Collected data:
_ _ _ _

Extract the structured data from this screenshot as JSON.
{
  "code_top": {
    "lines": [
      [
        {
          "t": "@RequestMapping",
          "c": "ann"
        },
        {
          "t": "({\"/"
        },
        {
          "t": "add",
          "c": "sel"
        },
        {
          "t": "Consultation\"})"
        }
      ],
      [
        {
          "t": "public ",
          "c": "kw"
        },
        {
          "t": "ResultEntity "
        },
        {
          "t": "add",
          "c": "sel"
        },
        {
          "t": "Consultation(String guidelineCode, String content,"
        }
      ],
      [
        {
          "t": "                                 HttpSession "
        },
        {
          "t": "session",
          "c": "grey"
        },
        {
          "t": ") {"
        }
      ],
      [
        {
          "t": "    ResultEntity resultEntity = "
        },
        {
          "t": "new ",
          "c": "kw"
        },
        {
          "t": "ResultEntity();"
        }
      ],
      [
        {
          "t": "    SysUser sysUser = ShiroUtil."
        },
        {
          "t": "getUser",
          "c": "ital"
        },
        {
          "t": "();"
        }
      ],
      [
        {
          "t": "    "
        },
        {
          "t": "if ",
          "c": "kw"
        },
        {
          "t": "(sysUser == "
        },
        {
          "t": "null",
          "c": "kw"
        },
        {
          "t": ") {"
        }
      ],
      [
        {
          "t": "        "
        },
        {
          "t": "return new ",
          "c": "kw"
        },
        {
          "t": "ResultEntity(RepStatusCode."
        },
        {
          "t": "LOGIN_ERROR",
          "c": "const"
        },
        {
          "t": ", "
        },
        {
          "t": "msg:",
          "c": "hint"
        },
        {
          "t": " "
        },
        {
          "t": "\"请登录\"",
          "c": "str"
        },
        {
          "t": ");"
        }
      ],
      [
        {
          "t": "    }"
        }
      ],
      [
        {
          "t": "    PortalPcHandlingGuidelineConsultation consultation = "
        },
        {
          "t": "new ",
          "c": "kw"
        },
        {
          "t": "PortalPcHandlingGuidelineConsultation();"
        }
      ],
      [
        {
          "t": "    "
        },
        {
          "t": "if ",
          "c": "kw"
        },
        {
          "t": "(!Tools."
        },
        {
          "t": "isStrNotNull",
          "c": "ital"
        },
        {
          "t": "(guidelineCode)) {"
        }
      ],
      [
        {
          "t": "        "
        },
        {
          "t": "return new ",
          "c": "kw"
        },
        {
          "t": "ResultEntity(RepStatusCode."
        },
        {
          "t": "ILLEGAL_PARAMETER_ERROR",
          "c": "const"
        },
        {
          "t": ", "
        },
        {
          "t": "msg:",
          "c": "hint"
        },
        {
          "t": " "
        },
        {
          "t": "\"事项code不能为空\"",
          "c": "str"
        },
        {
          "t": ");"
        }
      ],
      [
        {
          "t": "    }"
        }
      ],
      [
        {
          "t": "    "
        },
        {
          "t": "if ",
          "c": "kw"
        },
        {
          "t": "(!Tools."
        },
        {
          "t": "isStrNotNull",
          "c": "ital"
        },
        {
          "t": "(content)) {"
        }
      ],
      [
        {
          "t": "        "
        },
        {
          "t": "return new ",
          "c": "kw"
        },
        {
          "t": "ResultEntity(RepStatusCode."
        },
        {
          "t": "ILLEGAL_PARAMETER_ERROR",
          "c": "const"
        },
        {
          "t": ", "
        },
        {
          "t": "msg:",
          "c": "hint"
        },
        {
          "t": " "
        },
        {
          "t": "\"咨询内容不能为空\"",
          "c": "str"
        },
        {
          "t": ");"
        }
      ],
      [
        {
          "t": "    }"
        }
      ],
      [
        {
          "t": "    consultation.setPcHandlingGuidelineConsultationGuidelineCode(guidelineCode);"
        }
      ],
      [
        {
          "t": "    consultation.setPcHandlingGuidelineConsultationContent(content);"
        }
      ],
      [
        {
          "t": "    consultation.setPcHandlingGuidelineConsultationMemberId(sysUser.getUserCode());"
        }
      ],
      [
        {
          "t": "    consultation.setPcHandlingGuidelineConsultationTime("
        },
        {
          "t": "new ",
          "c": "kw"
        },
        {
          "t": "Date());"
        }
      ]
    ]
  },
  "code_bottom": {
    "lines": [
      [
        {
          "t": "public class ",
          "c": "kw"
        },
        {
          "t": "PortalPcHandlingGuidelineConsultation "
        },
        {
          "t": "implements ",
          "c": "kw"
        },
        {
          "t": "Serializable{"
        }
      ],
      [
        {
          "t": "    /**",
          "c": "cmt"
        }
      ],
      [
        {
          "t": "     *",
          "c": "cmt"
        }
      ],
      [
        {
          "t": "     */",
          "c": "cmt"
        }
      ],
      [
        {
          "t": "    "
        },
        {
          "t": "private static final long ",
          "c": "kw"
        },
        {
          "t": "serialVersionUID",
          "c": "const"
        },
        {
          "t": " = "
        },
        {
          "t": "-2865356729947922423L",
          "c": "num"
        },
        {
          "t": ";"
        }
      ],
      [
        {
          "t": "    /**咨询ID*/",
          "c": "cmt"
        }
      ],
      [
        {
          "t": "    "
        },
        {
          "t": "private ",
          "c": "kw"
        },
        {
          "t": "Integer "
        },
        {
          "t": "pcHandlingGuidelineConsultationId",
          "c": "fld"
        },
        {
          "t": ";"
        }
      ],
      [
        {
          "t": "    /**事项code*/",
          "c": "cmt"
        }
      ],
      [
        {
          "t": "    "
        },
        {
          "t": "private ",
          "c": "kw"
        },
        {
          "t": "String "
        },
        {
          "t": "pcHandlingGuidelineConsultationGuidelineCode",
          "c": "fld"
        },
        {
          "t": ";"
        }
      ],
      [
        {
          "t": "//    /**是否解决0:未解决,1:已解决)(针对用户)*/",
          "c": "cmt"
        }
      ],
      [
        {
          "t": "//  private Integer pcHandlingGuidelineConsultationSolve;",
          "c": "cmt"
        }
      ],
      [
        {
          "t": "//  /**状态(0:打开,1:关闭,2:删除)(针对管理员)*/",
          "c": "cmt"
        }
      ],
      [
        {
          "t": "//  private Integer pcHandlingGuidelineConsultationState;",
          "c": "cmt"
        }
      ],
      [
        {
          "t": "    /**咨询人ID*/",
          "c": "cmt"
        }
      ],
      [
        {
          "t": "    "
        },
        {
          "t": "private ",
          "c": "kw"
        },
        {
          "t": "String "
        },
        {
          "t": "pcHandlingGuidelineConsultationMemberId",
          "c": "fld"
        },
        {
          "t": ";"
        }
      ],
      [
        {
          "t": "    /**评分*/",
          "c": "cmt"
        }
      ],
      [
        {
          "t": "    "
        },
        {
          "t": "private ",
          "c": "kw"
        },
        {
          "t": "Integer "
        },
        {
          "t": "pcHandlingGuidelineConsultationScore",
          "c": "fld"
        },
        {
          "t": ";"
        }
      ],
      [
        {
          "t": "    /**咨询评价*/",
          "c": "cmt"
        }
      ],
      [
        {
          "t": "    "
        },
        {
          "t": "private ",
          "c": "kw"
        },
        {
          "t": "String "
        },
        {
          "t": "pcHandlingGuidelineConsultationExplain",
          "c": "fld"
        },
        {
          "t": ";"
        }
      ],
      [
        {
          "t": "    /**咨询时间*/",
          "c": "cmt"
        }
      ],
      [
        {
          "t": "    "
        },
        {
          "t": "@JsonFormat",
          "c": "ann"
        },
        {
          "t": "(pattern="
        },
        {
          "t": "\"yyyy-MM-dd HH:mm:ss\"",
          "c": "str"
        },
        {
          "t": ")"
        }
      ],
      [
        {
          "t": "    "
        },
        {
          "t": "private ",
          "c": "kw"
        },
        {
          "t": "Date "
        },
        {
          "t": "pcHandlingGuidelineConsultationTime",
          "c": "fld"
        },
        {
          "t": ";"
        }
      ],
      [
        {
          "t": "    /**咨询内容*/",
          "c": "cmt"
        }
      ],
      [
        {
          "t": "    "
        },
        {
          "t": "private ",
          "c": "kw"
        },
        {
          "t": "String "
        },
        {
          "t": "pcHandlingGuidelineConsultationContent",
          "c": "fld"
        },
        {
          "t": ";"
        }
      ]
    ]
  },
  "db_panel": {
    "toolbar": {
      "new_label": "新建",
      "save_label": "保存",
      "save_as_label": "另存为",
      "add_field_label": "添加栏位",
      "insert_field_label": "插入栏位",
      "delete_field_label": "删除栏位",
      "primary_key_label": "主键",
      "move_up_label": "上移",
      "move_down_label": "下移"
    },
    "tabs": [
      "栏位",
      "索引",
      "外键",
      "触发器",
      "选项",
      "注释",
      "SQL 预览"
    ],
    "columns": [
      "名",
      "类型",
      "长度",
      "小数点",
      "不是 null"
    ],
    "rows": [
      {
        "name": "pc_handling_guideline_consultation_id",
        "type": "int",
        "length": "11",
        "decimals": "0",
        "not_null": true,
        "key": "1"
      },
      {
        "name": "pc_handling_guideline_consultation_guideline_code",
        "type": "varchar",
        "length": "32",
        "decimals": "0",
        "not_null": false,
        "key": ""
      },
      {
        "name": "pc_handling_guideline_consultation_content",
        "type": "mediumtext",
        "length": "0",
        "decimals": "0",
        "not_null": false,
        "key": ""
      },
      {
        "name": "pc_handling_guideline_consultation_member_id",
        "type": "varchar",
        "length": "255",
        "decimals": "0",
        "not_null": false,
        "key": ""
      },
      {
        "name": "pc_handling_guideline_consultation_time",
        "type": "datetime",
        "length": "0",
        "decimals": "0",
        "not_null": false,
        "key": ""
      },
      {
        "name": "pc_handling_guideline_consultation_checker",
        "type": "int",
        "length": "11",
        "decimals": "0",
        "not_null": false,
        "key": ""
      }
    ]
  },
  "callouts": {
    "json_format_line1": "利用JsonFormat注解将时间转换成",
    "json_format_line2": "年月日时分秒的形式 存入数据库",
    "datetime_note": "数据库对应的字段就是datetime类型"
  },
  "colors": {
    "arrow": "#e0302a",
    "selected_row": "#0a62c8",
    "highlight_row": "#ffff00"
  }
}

_ _ _ _

• Problem statement:
Above are entries; state the number of lines among them that contain "sysUser", and nothing else.

• Complete output:
3